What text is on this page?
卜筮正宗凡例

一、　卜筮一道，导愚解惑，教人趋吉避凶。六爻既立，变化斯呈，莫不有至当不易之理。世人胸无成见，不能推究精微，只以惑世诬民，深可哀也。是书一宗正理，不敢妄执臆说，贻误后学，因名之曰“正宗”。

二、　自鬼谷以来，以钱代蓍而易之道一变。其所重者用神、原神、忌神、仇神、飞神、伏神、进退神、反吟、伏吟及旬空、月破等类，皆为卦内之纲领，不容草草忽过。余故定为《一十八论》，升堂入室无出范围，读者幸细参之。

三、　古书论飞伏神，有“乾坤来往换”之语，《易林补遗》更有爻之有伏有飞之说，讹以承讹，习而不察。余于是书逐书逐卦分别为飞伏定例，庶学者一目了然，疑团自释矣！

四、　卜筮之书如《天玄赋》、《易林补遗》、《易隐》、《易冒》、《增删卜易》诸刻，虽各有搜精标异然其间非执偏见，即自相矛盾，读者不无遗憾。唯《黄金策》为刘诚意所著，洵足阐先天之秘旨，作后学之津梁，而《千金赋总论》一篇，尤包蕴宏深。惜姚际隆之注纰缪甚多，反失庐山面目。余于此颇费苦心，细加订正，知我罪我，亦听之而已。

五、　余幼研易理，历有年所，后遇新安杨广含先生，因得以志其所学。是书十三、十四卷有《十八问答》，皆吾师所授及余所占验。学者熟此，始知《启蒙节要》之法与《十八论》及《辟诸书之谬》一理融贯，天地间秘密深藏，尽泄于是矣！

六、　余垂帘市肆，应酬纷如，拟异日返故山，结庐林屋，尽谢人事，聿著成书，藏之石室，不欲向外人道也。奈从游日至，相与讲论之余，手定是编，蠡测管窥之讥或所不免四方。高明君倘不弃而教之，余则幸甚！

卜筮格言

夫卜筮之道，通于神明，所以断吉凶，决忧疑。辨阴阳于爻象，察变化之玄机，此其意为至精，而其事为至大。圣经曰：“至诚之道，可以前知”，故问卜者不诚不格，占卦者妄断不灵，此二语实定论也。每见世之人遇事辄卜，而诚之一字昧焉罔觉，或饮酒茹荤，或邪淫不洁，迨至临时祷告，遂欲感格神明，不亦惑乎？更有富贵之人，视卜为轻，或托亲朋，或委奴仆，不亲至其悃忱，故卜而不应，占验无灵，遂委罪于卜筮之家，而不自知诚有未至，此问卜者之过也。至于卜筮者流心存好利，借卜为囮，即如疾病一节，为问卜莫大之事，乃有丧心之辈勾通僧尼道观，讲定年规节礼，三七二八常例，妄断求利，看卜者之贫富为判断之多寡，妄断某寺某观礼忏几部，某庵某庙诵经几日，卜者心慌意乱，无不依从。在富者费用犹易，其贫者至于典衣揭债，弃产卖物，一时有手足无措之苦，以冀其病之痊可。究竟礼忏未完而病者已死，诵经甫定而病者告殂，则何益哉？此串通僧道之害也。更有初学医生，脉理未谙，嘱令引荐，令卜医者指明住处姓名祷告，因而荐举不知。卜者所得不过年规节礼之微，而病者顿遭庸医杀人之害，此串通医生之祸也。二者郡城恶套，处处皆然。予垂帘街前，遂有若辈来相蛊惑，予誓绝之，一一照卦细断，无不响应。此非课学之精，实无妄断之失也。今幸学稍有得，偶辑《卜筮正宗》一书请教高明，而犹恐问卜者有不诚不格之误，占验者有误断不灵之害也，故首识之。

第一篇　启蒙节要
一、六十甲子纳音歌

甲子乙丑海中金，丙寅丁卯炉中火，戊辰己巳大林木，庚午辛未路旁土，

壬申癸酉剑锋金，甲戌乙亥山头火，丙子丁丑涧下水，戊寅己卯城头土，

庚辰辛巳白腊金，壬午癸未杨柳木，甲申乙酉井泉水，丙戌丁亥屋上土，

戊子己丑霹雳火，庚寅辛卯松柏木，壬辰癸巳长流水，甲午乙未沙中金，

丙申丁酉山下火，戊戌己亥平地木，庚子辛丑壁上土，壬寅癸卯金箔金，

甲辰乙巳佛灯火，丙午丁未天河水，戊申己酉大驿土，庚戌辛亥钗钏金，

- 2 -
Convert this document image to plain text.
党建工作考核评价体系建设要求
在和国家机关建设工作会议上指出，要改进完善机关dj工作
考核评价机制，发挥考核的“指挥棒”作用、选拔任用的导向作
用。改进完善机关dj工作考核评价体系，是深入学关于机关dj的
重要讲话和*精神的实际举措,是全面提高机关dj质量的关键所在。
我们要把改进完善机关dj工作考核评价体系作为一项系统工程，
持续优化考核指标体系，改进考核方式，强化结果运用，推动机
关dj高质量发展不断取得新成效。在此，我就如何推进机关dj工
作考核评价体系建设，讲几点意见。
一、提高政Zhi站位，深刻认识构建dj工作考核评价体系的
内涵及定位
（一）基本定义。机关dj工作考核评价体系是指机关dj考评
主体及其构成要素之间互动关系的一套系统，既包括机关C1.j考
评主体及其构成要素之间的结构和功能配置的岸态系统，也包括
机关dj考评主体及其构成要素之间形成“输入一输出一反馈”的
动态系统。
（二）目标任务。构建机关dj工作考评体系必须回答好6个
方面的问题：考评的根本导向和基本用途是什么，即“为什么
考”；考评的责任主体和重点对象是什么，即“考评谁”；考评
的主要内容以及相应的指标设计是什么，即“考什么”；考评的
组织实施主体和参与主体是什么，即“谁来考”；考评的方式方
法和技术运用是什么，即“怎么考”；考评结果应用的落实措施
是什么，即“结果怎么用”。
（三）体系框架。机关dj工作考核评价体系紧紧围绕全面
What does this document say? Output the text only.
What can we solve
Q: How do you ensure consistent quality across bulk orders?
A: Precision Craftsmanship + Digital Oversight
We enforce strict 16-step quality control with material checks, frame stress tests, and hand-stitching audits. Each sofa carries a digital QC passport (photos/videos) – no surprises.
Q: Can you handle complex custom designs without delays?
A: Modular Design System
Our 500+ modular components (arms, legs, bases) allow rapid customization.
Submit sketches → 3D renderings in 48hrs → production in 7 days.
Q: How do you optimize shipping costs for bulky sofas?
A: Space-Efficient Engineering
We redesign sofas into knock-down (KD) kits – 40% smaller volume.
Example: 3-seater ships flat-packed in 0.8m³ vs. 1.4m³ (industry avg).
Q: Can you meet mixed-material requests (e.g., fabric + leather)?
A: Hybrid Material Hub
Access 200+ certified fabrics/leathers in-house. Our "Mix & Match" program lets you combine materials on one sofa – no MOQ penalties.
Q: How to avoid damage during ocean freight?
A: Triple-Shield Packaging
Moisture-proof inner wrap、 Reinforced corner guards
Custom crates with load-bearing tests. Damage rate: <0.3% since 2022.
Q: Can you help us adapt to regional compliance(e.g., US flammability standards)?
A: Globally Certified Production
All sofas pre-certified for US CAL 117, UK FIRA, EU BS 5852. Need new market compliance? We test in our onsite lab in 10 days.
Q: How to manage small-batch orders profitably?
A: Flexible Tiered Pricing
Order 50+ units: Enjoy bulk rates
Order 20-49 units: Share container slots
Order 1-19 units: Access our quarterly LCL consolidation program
+ + + +
» EXERCISE OBJECTIVE
Give the entries once more, exactly as they appear.

» RESPONSE TO THE TASK
What text is on this page?
卜筮正宗凡例

一、　卜筮一道，导愚解惑，教人趋吉避凶。六爻既立，变化斯呈，莫不有至当不易之理。世人胸无成见，不能推究精微，只以惑世诬民，深可哀也。是书一宗正理，不敢妄执臆说，贻误后学，因名之曰“正宗”。

二、　自鬼谷以来，以钱代蓍而易之道一变。其所重者用神、原神、忌神、仇神、飞神、伏神、进退神、反吟、伏吟及旬空、月破等类，皆为卦内之纲领，不容草草忽过。余故定为《一十八论》，升堂入室无出范围，读者幸细参之。

三、　古书论飞伏神，有“乾坤来往换”之语，《易林补遗》更有爻之有伏有飞之说，讹以承讹，习而不察。余于是书逐书逐卦分别为飞伏定例，庶学者一目了然，疑团自释矣！

四、　卜筮之书如《天玄赋》、《易林补遗》、《易隐》、《易冒》、《增删卜易》诸刻，虽各有搜精标异然其间非执偏见，即自相矛盾，读者不无遗憾。唯《黄金策》为刘诚意所著，洵足阐先天之秘旨，作后学之津梁，而《千金赋总论》一篇，尤包蕴宏深。惜姚际隆之注纰缪甚多，反失庐山面目。余于此颇费苦心，细加订正，知我罪我，亦听之而已。

五、　余幼研易理，历有年所，后遇新安杨广含先生，因得以志其所学。是书十三、十四卷有《十八问答》，皆吾师所授及余所占验。学者熟此，始知《启蒙节要》之法与《十八论》及《辟诸书之谬》一理融贯，天地间秘密深藏，尽泄于是矣！

六、　余垂帘市肆，应酬纷如，拟异日返故山，结庐林屋，尽谢人事，聿著成书，藏之石室，不欲向外人道也。奈从游日至，相与讲论之余，手定是编，蠡测管窥之讥或所不免四方。高明君倘不弃而教之，余则幸甚！

卜筮格言

夫卜筮之道，通于神明，所以断吉凶，决忧疑。辨阴阳于爻象，察变化之玄机，此其意为至精，而其事为至大。圣经曰：“至诚之道，可以前知”，故问卜者不诚不格，占卦者妄断不灵，此二语实定论也。每见世之人遇事辄卜，而诚之一字昧焉罔觉，或饮酒茹荤，或邪淫不洁，迨至临时祷告，遂欲感格神明，不亦惑乎？更有富贵之人，视卜为轻，或托亲朋，或委奴仆，不亲至其悃忱，故卜而不应，占验无灵，遂委罪于卜筮之家，而不自知诚有未至，此问卜者之过也。至于卜筮者流心存好利，借卜为囮，即如疾病一节，为问卜莫大之事，乃有丧心之辈勾通僧尼道观，讲定年规节礼，三七二八常例，妄断求利，看卜者之贫富为判断之多寡，妄断某寺某观礼忏几部，某庵某庙诵经几日，卜者心慌意乱，无不依从。在富者费用犹易，其贫者至于典衣揭债，弃产卖物，一时有手足无措之苦，以冀其病之痊可。究竟礼忏未完而病者已死，诵经甫定而病者告殂，则何益哉？此串通僧道之害也。更有初学医生，脉理未谙，嘱令引荐，令卜医者指明住处姓名祷告，因而荐举不知。卜者所得不过年规节礼之微，而病者顿遭庸医杀人之害，此串通医生之祸也。二者郡城恶套，处处皆然。予垂帘街前，遂有若辈来相蛊惑，予誓绝之，一一照卦细断，无不响应。此非课学之精，实无妄断之失也。今幸学稍有得，偶辑《卜筮正宗》一书请教高明，而犹恐问卜者有不诚不格之误，占验者有误断不灵之害也，故首识之。

第一篇　启蒙节要
一、六十甲子纳音歌

甲子乙丑海中金，丙寅丁卯炉中火，戊辰己巳大林木，庚午辛未路旁土，

壬申癸酉剑锋金，甲戌乙亥山头火，丙子丁丑涧下水，戊寅己卯城头土，

庚辰辛巳白腊金，壬午癸未杨柳木，甲申乙酉井泉水，丙戌丁亥屋上土，

戊子己丑霹雳火，庚寅辛卯松柏木，壬辰癸巳长流水，甲午乙未沙中金，

丙申丁酉山下火，戊戌己亥平地木，庚子辛丑壁上土，壬寅癸卯金箔金，

甲辰乙巳佛灯火，丙午丁未天河水，戊申己酉大驿土，庚戌辛亥钗钏金，

- 2 -
Convert this document image to plain text.
党建工作考核评价体系建设要求
在和国家机关建设工作会议上指出，要改进完善机关dj工作
考核评价机制，发挥考核的“指挥棒”作用、选拔任用的导向作
用。改进完善机关dj工作考核评价体系，是深入学关于机关dj的
重要讲话和*精神的实际举措,是全面提高机关dj质量的关键所在。
我们要把改进完善机关dj工作考核评价体系作为一项系统工程，
持续优化考核指标体系，改进考核方式，强化结果运用，推动机
关dj高质量发展不断取得新成效。在此，我就如何推进机关dj工
作考核评价体系建设，讲几点意见。
一、提高政Zhi站位，深刻认识构建dj工作考核评价体系的
内涵及定位
（一）基本定义。机关dj工作考核评价体系是指机关dj考评
主体及其构成要素之间互动关系的一套系统，既包括机关C1.j考
评主体及其构成要素之间的结构和功能配置的岸态系统，也包括
机关dj考评主体及其构成要素之间形成“输入一输出一反馈”的
动态系统。
（二）目标任务。构建机关dj工作考评体系必须回答好6个
方面的问题：考评的根本导向和基本用途是什么，即“为什么
考”；考评的责任主体和重点对象是什么，即“考评谁”；考评
的主要内容以及相应的指标设计是什么，即“考什么”；考评的
组织实施主体和参与主体是什么，即“谁来考”；考评的方式方
法和技术运用是什么，即“怎么考”；考评结果应用的落实措施
是什么，即“结果怎么用”。
（三）体系框架。机关dj工作考核评价体系紧紧围绕全面
What does this document say? Output the text only.
What can we solve
Q: How do you ensure consistent quality across bulk orders?
A: Precision Craftsmanship + Digital Oversight
We enforce strict 16-step quality control with material checks, frame stress tests, and hand-stitching audits. Each sofa carries a digital QC passport (photos/videos) – no surprises.
Q: Can you handle complex custom designs without delays?
A: Modular Design System
Our 500+ modular components (arms, legs, bases) allow rapid customization.
Submit sketches → 3D renderings in 48hrs → production in 7 days.
Q: How do you optimize shipping costs for bulky sofas?
A: Space-Efficient Engineering
We redesign sofas into knock-down (KD) kits – 40% smaller volume.
Example: 3-seater ships flat-packed in 0.8m³ vs. 1.4m³ (industry avg).
Q: Can you meet mixed-material requests (e.g., fabric + leather)?
A: Hybrid Material Hub
Access 200+ certified fabrics/leathers in-house. Our "Mix & Match" program lets you combine materials on one sofa – no MOQ penalties.
Q: How to avoid damage during ocean freight?
A: Triple-Shield Packaging
Moisture-proof inner wrap、 Reinforced corner guards
Custom crates with load-bearing tests. Damage rate: <0.3% since 2022.
Q: Can you help us adapt to regional compliance(e.g., US flammability standards)?
A: Globally Certified Production
All sofas pre-certified for US CAL 117, UK FIRA, EU BS 5852. Need new market compliance? We test in our onsite lab in 10 days.
Q: How to manage small-batch orders profitably?
A: Flexible Tiered Pricing
Order 50+ units: Enjoy bulk rates
Order 20-49 units: Share container slots
Order 1-19 units: Access our quarterly LCL consolidation program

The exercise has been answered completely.